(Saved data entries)

-- Begin --

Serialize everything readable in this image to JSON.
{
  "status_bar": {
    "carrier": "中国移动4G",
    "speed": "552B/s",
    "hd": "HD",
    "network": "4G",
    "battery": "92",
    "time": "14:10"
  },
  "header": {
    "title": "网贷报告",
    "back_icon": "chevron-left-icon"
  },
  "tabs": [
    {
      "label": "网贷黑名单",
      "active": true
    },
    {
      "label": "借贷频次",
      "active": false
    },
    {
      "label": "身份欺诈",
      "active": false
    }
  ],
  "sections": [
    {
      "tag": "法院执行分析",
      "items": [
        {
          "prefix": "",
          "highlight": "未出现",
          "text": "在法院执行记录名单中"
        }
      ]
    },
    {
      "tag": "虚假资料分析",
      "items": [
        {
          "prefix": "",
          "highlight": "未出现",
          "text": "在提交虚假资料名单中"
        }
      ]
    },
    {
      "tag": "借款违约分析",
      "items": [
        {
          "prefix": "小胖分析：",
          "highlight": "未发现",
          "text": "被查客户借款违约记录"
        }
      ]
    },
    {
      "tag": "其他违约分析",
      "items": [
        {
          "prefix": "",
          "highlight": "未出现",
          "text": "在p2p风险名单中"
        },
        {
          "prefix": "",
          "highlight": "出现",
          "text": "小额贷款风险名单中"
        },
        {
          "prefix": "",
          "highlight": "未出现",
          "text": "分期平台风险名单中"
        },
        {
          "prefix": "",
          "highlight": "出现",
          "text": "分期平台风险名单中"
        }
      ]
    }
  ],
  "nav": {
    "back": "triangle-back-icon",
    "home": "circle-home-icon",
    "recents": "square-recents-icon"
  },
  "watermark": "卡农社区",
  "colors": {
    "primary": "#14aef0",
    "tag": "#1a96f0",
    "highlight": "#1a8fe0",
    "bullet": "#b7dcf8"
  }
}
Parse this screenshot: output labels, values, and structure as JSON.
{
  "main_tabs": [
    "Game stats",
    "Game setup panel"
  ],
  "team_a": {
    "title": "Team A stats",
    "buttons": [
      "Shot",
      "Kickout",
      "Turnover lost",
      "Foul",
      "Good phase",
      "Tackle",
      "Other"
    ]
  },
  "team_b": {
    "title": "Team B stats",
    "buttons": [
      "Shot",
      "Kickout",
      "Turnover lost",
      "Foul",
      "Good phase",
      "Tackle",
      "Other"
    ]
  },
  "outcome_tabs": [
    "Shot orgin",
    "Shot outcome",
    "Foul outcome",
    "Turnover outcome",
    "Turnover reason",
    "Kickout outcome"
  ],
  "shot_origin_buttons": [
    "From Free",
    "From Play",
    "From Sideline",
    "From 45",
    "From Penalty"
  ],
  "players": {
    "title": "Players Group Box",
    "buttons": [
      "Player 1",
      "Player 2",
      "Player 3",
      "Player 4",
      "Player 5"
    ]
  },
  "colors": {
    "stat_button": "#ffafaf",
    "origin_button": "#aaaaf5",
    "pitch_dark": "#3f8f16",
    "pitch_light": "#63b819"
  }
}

-- End --

How many lines in these records hold the string "text"? Reply with the number alone.

7